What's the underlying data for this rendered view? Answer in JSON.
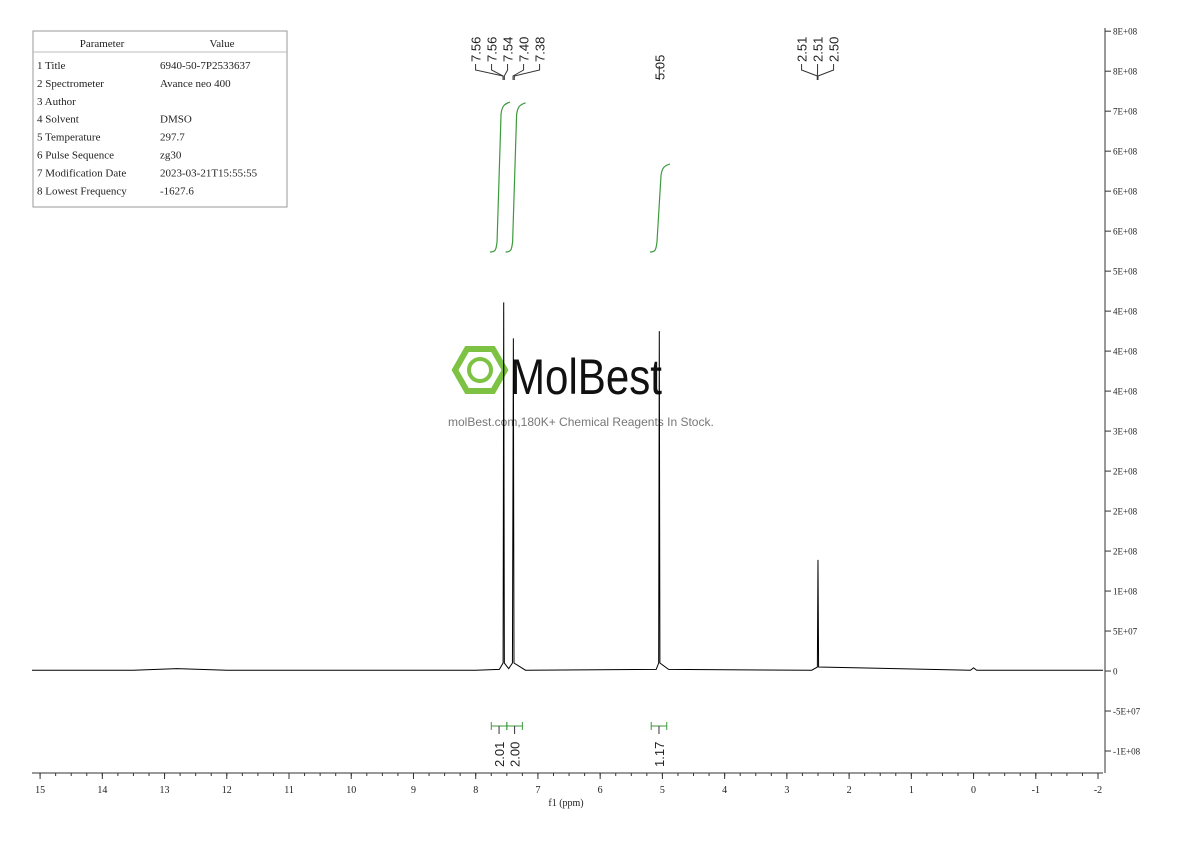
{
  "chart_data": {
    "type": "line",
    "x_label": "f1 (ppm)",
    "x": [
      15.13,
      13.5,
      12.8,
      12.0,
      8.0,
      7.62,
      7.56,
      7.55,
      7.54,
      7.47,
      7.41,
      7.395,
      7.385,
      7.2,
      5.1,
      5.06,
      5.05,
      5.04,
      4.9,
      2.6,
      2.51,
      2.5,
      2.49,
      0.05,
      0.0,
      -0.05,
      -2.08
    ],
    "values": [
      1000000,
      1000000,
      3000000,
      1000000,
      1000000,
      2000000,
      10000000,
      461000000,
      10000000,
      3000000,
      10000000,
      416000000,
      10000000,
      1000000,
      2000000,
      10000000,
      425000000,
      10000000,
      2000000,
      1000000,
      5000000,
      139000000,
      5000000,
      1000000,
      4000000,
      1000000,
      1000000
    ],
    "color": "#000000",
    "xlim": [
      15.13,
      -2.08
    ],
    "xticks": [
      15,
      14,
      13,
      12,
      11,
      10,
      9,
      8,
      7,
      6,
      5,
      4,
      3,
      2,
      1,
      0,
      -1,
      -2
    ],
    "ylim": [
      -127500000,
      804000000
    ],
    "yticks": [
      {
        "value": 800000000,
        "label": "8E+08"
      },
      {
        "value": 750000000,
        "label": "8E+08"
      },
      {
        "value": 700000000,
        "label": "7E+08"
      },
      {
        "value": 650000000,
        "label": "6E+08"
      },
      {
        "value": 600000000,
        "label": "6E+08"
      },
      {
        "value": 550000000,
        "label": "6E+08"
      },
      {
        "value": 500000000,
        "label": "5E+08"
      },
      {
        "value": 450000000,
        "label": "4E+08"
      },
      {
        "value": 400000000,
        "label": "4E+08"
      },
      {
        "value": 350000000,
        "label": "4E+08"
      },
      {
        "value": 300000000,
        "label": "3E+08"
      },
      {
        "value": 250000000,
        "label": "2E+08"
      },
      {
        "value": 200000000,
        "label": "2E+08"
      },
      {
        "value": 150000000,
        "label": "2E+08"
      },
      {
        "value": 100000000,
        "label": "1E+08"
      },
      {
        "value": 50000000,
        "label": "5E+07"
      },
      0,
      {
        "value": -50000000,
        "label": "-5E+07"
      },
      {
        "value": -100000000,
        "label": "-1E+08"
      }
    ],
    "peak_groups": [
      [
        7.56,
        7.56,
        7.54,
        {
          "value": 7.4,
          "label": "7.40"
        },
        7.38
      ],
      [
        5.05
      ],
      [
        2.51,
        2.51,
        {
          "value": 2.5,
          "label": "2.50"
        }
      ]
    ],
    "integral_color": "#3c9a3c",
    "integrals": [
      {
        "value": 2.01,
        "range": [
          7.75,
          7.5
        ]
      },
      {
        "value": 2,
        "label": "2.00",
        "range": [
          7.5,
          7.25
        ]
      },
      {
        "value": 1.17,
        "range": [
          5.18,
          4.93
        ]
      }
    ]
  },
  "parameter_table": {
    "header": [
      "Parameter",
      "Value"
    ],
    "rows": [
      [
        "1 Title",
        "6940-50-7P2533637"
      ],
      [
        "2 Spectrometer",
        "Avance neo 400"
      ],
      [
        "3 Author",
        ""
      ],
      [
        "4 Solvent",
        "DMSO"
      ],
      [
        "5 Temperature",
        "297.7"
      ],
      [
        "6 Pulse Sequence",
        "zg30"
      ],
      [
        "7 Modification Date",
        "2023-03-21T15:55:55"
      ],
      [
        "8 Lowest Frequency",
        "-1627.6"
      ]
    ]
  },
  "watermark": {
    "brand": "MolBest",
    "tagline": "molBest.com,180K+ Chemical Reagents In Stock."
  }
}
——————————
YOUR INSTRUCTIONS:
Print every record above exactly as written, leaving out the pictures.

ANSWER TO THIS TASK:
What's the underlying data for this rendered view? Answer in JSON.
{
  "chart_data": {
    "type": "line",
    "x_label": "f1 (ppm)",
    "x": [
      15.13,
      13.5,
      12.8,
      12.0,
      8.0,
      7.62,
      7.56,
      7.55,
      7.54,
      7.47,
      7.41,
      7.395,
      7.385,
      7.2,
      5.1,
      5.06,
      5.05,
      5.04,
      4.9,
      2.6,
      2.51,
      2.5,
      2.49,
      0.05,
      0.0,
      -0.05,
      -2.08
    ],
    "values": [
      1000000,
      1000000,
      3000000,
      1000000,
      1000000,
      2000000,
      10000000,
      461000000,
      10000000,
      3000000,
      10000000,
      416000000,
      10000000,
      1000000,
      2000000,
      10000000,
      425000000,
      10000000,
      2000000,
      1000000,
      5000000,
      139000000,
      5000000,
      1000000,
      4000000,
      1000000,
      1000000
    ],
    "color": "#000000",
    "xlim": [
      15.13,
      -2.08
    ],
    "xticks": [
      15,
      14,
      13,
      12,
      11,
      10,
      9,
      8,
      7,
      6,
      5,
      4,
      3,
      2,
      1,
      0,
      -1,
      -2
    ],
    "ylim": [
      -127500000,
      804000000
    ],
    "yticks": [
      {
        "value": 800000000,
        "label": "8E+08"
      },
      {
        "value": 750000000,
        "label": "8E+08"
      },
      {
        "value": 700000000,
        "label": "7E+08"
      },
      {
        "value": 650000000,
        "label": "6E+08"
      },
      {
        "value": 600000000,
        "label": "6E+08"
      },
      {
        "value": 550000000,
        "label": "6E+08"
      },
      {
        "value": 500000000,
        "label": "5E+08"
      },
      {
        "value": 450000000,
        "label": "4E+08"
      },
      {
        "value": 400000000,
        "label": "4E+08"
      },
      {
        "value": 350000000,
        "label": "4E+08"
      },
      {
        "value": 300000000,
        "label": "3E+08"
      },
      {
        "value": 250000000,
        "label": "2E+08"
      },
      {
        "value": 200000000,
        "label": "2E+08"
      },
      {
        "value": 150000000,
        "label": "2E+08"
      },
      {
        "value": 100000000,
        "label": "1E+08"
      },
      {
        "value": 50000000,
        "label": "5E+07"
      },
      0,
      {
        "value": -50000000,
        "label": "-5E+07"
      },
      {
        "value": -100000000,
        "label": "-1E+08"
      }
    ],
    "peak_groups": [
      [
        7.56,
        7.56,
        7.54,
        {
          "value": 7.4,
          "label": "7.40"
        },
        7.38
      ],
      [
        5.05
      ],
      [
        2.51,
        2.51,
        {
          "value": 2.5,
          "label": "2.50"
        }
      ]
    ],
    "integral_color": "#3c9a3c",
    "integrals": [
      {
        "value": 2.01,
        "range": [
          7.75,
          7.5
        ]
      },
      {
        "value": 2,
        "label": "2.00",
        "range": [
          7.5,
          7.25
        ]
      },
      {
        "value": 1.17,
        "range": [
          5.18,
          4.93
        ]
      }
    ]
  },
  "parameter_table": {
    "header": [
      "Parameter",
      "Value"
    ],
    "rows": [
      [
        "1 Title",
        "6940-50-7P2533637"
      ],
      [
        "2 Spectrometer",
        "Avance neo 400"
      ],
      [
        "3 Author",
        ""
      ],
      [
        "4 Solvent",
        "DMSO"
      ],
      [
        "5 Temperature",
        "297.7"
      ],
      [
        "6 Pulse Sequence",
        "zg30"
      ],
      [
        "7 Modification Date",
        "2023-03-21T15:55:55"
      ],
      [
        "8 Lowest Frequency",
        "-1627.6"
      ]
    ]
  },
  "watermark": {
    "brand": "MolBest",
    "tagline": "molBest.com,180K+ Chemical Reagents In Stock."
  }
}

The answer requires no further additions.